The model will use federated learning approach to further fine-tune as it gets installed to address sepsis in health systems outside Duke. This captive access to patient data gives access to difficult to get patient data.
We conduct regular studies to ensure that the model performance is consistent across locations, sex and race. This ensures that the health systems can place high reliance on using our product irrespective of the patients' sex and race.
We install our system inside the health system's firewall in their secure servers. This ensures that all patient data always remains inside the health systems control.
Our goal is to reduce costs and deaths in US healthcare by first addressing problems in US hospitals with sepsis.
Within the first year, after our solution enters routine clinical setting at the Ohio based health system, we will be ready to scale. The next one year would be building the components required for scale.
Since we will have access to patient data, within five years, we will extend our solutions to other diseases such as cardiac decompensation (for which we already have a license from Duke) and Advanced Kidney disease.
- For-profit, including B-Corp or similar models
We have three FTE, one part-time employee and one contractor.
The founding team of Srikanth and Ajit have been together since November 2020. The current team, with employees and contractor, has been in place since February 2023.
Given that we are a small team of five individuals at this early stage, we haven't formulated a formal DEI policy. We look forward to receiving guidance from experienced mentors on this regard.
Srikanth is the head the technology and works closely with Ajit on product strategy. Duke University also provides guidance on a weekly basis as we install the product in Ohio.
We have one FTE who works on developing the software infrastructure under Srikanth's guidance. We have one part time data analyst who is developing python scripts for real-time data curation.
Our one contractor provides expertise on extraction of data from Epic, an EHR system used in Ohio.
We have partnered with Rhapsody to develop the data-extraction engine to feed our AI model inside the health system.
Duke University, as advisors, also help us reach out to other health systems interested in solving sepsis immediately giving us visibility to a larger sales pipeline.
We have engaged one clinical leader, who was President at a hospital, to provide us operational insights of a hospital as we get close to commercial installation of our product.

###

- _WHAT YOU ARE ASKED TO DO_: Please copy out the part of the passage on the sepsis AI venture starting at "The model will" and ending at "patients' sex and race.".

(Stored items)
###

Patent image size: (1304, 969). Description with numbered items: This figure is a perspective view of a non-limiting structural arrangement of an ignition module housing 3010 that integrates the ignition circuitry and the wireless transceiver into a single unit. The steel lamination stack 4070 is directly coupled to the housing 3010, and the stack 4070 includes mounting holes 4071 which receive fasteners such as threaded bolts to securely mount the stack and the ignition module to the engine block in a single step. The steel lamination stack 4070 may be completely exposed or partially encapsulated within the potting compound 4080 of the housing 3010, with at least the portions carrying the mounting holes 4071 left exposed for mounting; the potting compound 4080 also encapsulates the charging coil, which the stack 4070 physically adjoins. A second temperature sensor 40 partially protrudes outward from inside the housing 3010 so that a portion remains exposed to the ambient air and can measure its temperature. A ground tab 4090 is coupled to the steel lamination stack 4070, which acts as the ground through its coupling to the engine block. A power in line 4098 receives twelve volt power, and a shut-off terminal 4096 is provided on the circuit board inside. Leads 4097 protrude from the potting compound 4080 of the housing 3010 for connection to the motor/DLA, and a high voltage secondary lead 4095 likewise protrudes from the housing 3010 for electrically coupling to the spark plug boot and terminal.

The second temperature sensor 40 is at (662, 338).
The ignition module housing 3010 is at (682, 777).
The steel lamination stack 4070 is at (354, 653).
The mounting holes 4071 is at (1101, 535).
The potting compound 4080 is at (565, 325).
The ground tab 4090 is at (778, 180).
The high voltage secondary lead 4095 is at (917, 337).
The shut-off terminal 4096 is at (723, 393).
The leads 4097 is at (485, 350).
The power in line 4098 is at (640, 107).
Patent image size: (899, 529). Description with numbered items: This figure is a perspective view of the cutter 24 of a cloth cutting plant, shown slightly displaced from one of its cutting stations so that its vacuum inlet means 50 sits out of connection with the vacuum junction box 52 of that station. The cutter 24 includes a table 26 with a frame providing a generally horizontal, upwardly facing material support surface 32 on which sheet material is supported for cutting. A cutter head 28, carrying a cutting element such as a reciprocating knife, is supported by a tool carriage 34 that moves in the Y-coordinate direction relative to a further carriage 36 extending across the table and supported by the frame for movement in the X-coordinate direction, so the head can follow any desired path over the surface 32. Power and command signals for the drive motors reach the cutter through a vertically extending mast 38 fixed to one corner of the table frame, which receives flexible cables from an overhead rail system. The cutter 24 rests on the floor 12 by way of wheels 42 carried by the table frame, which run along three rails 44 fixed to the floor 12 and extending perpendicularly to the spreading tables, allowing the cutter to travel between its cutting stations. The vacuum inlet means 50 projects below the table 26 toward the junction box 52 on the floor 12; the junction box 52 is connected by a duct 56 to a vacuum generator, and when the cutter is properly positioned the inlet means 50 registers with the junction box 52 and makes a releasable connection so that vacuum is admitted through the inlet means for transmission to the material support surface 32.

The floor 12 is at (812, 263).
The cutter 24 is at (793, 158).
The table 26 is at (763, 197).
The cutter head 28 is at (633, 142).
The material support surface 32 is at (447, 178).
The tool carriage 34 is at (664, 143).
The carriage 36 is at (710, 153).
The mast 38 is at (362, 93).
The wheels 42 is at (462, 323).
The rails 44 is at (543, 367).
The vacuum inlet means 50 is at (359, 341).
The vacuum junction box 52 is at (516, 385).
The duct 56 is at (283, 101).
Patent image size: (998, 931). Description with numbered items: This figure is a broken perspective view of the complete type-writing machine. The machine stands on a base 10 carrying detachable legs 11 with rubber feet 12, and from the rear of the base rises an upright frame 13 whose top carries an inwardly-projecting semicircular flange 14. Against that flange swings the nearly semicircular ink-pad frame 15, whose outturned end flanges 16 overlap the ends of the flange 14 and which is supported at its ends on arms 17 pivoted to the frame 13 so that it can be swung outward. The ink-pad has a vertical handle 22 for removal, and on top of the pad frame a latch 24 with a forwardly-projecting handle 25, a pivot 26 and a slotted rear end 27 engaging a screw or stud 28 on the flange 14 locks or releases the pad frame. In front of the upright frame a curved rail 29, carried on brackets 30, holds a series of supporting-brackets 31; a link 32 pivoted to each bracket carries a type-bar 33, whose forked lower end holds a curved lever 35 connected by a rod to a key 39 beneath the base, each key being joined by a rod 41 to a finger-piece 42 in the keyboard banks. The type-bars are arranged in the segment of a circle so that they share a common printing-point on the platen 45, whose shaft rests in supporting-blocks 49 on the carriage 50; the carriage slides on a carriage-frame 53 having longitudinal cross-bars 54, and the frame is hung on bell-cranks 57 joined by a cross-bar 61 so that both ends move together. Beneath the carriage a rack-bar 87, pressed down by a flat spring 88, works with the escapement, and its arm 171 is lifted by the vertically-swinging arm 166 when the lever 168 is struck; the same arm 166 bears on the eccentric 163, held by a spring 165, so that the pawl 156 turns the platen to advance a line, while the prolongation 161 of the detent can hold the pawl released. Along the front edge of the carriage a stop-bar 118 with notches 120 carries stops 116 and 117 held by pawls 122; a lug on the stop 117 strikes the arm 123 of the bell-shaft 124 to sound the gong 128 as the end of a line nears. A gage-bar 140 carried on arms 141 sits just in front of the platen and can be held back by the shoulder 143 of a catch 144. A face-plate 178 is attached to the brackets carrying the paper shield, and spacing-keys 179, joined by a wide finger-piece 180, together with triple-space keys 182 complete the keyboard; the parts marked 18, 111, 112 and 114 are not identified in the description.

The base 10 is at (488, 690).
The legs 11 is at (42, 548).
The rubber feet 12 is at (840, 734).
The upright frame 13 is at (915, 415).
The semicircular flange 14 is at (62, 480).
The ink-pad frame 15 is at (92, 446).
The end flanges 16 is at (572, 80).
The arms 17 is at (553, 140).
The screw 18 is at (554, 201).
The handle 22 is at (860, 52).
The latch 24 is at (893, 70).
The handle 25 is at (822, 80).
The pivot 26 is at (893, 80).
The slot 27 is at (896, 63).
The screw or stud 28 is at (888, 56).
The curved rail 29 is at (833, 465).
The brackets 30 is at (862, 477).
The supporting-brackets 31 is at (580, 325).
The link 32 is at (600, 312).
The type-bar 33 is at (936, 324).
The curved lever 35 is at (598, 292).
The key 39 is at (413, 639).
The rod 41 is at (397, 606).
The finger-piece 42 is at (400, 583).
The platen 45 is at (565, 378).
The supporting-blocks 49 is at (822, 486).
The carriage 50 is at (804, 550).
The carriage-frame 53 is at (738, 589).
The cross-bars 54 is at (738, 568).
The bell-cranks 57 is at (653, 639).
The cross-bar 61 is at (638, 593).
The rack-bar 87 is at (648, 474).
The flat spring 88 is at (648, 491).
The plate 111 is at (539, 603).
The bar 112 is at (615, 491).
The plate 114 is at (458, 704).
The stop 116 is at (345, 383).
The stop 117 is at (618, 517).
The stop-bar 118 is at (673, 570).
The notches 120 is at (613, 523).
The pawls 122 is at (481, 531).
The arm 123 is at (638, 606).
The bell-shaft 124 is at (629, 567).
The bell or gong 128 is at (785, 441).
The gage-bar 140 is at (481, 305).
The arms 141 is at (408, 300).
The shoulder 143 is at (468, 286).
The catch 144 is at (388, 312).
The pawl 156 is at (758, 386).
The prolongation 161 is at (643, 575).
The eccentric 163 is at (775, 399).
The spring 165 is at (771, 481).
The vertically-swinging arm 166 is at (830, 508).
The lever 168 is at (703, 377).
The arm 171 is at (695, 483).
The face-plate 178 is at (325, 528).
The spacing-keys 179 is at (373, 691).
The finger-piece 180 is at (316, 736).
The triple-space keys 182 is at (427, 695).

###

- _ANSWER SECTION_:
The model will use federated learning approach to further fine-tune as it gets installed to address sepsis in health systems outside Duke. This captive access to patient data gives access to difficult to get patient data.
We conduct regular studies to ensure that the model performance is consistent across locations, sex and race. This ensures that the health systems can place high reliance on using our product irrespective of the patients' sex and race.